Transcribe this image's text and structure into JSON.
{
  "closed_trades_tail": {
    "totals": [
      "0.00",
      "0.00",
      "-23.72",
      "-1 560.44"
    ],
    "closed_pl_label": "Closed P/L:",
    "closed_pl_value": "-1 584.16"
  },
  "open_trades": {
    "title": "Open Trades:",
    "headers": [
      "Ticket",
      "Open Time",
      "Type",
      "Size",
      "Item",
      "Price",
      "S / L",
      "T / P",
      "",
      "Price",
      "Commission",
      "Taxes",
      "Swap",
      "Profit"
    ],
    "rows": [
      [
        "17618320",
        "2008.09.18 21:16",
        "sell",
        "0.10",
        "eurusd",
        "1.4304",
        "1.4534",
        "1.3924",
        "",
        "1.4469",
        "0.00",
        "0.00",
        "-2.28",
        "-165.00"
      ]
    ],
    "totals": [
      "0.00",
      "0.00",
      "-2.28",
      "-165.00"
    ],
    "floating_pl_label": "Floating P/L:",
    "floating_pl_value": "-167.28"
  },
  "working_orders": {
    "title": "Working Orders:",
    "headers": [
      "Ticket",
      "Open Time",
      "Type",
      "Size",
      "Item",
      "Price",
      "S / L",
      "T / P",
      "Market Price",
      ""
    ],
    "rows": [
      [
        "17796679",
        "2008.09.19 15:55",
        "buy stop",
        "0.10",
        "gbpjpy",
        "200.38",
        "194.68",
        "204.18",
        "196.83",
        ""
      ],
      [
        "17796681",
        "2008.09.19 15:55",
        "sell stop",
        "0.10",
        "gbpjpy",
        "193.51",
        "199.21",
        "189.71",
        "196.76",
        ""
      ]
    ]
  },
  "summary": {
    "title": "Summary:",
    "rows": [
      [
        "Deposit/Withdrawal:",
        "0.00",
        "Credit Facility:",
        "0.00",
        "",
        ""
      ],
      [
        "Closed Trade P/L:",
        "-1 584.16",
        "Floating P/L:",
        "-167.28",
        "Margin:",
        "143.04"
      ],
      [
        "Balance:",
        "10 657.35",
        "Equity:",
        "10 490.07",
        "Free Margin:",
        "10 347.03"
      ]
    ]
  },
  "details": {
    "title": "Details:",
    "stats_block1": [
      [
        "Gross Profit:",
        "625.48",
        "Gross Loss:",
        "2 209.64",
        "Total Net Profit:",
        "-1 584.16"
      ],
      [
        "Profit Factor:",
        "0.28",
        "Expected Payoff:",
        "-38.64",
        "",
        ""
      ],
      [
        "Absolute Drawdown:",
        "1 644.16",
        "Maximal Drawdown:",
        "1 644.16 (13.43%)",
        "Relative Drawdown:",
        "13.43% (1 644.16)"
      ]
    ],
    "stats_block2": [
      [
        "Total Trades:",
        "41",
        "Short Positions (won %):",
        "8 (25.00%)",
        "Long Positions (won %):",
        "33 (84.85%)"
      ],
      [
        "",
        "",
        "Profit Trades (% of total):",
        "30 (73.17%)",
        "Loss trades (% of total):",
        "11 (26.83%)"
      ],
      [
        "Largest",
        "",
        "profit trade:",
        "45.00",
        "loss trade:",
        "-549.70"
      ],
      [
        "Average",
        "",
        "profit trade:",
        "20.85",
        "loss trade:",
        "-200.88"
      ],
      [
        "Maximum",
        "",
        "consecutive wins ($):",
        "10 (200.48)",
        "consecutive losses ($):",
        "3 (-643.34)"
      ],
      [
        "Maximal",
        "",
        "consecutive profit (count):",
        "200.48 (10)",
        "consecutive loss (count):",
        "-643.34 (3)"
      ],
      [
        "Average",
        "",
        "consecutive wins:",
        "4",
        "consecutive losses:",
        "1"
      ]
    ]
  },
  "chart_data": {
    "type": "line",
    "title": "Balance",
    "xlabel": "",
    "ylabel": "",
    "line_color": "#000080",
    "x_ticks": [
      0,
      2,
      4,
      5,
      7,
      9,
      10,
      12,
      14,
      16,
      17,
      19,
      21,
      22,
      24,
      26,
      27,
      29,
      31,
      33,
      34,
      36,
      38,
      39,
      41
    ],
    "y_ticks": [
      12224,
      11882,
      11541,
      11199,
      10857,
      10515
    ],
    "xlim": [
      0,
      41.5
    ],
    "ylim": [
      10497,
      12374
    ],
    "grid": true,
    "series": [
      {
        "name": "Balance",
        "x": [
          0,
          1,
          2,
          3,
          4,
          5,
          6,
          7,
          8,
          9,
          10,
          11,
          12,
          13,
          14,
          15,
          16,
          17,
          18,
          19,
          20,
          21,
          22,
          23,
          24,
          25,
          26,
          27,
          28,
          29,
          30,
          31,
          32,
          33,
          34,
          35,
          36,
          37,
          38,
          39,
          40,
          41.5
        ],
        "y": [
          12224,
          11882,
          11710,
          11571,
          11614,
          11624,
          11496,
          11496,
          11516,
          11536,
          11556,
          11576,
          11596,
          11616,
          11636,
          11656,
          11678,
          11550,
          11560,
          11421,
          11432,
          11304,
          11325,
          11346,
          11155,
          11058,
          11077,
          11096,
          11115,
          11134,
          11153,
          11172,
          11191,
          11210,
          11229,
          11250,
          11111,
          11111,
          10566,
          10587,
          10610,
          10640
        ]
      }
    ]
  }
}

Exercise directions:
Out of the preceding entries, pull every line containing the string "consecutive".

Answer to this problem:
        "consecutive wins ($):",
        "consecutive losses ($):",
        "consecutive profit (count):",
        "consecutive loss (count):",
        "consecutive wins:",
        "consecutive losses:",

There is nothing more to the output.